→ **Given exercise**
Repeat all entries exactly.

→ **Record set**
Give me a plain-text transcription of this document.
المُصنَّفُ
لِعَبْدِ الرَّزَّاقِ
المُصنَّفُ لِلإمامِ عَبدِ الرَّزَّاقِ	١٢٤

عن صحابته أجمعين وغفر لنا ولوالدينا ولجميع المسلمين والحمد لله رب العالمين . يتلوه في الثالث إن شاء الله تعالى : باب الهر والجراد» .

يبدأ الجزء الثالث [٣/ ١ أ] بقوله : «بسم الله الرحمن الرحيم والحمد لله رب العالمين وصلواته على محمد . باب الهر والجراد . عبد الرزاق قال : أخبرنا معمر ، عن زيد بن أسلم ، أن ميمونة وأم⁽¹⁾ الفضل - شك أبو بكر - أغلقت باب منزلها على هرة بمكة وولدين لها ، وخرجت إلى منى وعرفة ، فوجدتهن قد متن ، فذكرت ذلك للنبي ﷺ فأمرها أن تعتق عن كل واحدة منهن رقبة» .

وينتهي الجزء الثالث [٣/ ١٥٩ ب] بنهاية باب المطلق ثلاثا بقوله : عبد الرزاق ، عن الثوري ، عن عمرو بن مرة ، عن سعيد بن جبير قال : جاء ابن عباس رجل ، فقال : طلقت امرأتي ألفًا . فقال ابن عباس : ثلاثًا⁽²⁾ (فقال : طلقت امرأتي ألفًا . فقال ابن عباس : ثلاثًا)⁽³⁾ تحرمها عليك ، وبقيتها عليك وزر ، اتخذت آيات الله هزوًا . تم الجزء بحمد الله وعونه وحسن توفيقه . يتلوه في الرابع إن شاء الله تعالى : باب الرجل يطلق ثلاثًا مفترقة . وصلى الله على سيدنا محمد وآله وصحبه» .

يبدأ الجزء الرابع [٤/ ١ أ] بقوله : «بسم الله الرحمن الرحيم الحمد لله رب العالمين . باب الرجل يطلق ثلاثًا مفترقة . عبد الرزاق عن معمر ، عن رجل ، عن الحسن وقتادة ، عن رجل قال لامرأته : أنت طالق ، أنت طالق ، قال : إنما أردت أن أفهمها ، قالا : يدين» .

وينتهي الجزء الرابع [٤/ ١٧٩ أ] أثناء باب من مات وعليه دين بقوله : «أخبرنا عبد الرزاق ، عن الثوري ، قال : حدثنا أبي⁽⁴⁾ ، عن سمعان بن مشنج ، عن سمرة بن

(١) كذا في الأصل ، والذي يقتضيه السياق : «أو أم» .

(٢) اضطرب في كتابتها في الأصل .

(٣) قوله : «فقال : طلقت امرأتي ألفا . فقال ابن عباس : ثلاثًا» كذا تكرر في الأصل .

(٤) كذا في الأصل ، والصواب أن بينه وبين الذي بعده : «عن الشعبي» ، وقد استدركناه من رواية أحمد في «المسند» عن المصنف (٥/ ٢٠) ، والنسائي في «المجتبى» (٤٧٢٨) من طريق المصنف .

→ **Answer to this exercise**
Give me a plain-text transcription of this document.
المُصنَّفُ
لِعَبْدِ الرَّزَّاقِ
المُصنَّفُ لِلإمامِ عَبدِ الرَّزَّاقِ	١٢٤

عن صحابته أجمعين وغفر لنا ولوالدينا ولجميع المسلمين والحمد لله رب العالمين . يتلوه في الثالث إن شاء الله تعالى : باب الهر والجراد» .

يبدأ الجزء الثالث [٣/ ١ أ] بقوله : «بسم الله الرحمن الرحيم والحمد لله رب العالمين وصلواته على محمد . باب الهر والجراد . عبد الرزاق قال : أخبرنا معمر ، عن زيد بن أسلم ، أن ميمونة وأم⁽¹⁾ الفضل - شك أبو بكر - أغلقت باب منزلها على هرة بمكة وولدين لها ، وخرجت إلى منى وعرفة ، فوجدتهن قد متن ، فذكرت ذلك للنبي ﷺ فأمرها أن تعتق عن كل واحدة منهن رقبة» .

وينتهي الجزء الثالث [٣/ ١٥٩ ب] بنهاية باب المطلق ثلاثا بقوله : عبد الرزاق ، عن الثوري ، عن عمرو بن مرة ، عن سعيد بن جبير قال : جاء ابن عباس رجل ، فقال : طلقت امرأتي ألفًا . فقال ابن عباس : ثلاثًا⁽²⁾ (فقال : طلقت امرأتي ألفًا . فقال ابن عباس : ثلاثًا)⁽³⁾ تحرمها عليك ، وبقيتها عليك وزر ، اتخذت آيات الله هزوًا . تم الجزء بحمد الله وعونه وحسن توفيقه . يتلوه في الرابع إن شاء الله تعالى : باب الرجل يطلق ثلاثًا مفترقة . وصلى الله على سيدنا محمد وآله وصحبه» .

يبدأ الجزء الرابع [٤/ ١ أ] بقوله : «بسم الله الرحمن الرحيم الحمد لله رب العالمين . باب الرجل يطلق ثلاثًا مفترقة . عبد الرزاق عن معمر ، عن رجل ، عن الحسن وقتادة ، عن رجل قال لامرأته : أنت طالق ، أنت طالق ، قال : إنما أردت أن أفهمها ، قالا : يدين» .

وينتهي الجزء الرابع [٤/ ١٧٩ أ] أثناء باب من مات وعليه دين بقوله : «أخبرنا عبد الرزاق ، عن الثوري ، قال : حدثنا أبي⁽⁴⁾ ، عن سمعان بن مشنج ، عن سمرة بن

(١) كذا في الأصل ، والذي يقتضيه السياق : «أو أم» .

(٢) اضطرب في كتابتها في الأصل .

(٣) قوله : «فقال : طلقت امرأتي ألفا . فقال ابن عباس : ثلاثًا» كذا تكرر في الأصل .

(٤) كذا في الأصل ، والصواب أن بينه وبين الذي بعده : «عن الشعبي» ، وقد استدركناه من رواية أحمد في «المسند» عن المصنف (٥/ ٢٠) ، والنسائي في «المجتبى» (٤٧٢٨) من طريق المصنف .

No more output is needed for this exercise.